#### Data entries
====

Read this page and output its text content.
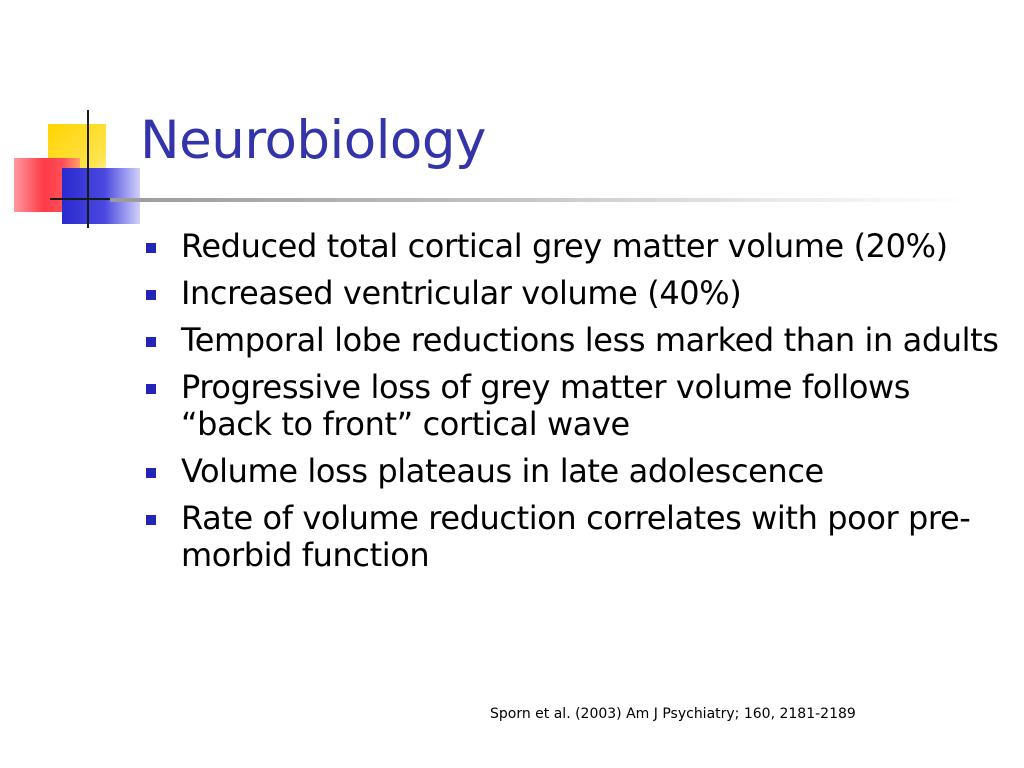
Neurobiology
Reduced total cortical grey matter volume (20%)
Increased ventricular volume (40%)
Temporal lobe reductions less marked than in adults
Progressive loss of grey matter volume follows “back to front” cortical wave
Volume loss plateaus in late adolescence
Rate of volume reduction correlates with poor pre-morbid function
Sporn et al. (2003) Am J Psychiatry; 160, 2181-2189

====

#### The request
Copy every record above exactly as written, but leave out the pictures.

#### Exercise response
Read this page and output its text content.
Neurobiology
Reduced total cortical grey matter volume (20%)
Increased ventricular volume (40%)
Temporal lobe reductions less marked than in adults
Progressive loss of grey matter volume follows “back to front” cortical wave
Volume loss plateaus in late adolescence
Rate of volume reduction correlates with poor pre-morbid function
Sporn et al. (2003) Am J Psychiatry; 160, 2181-2189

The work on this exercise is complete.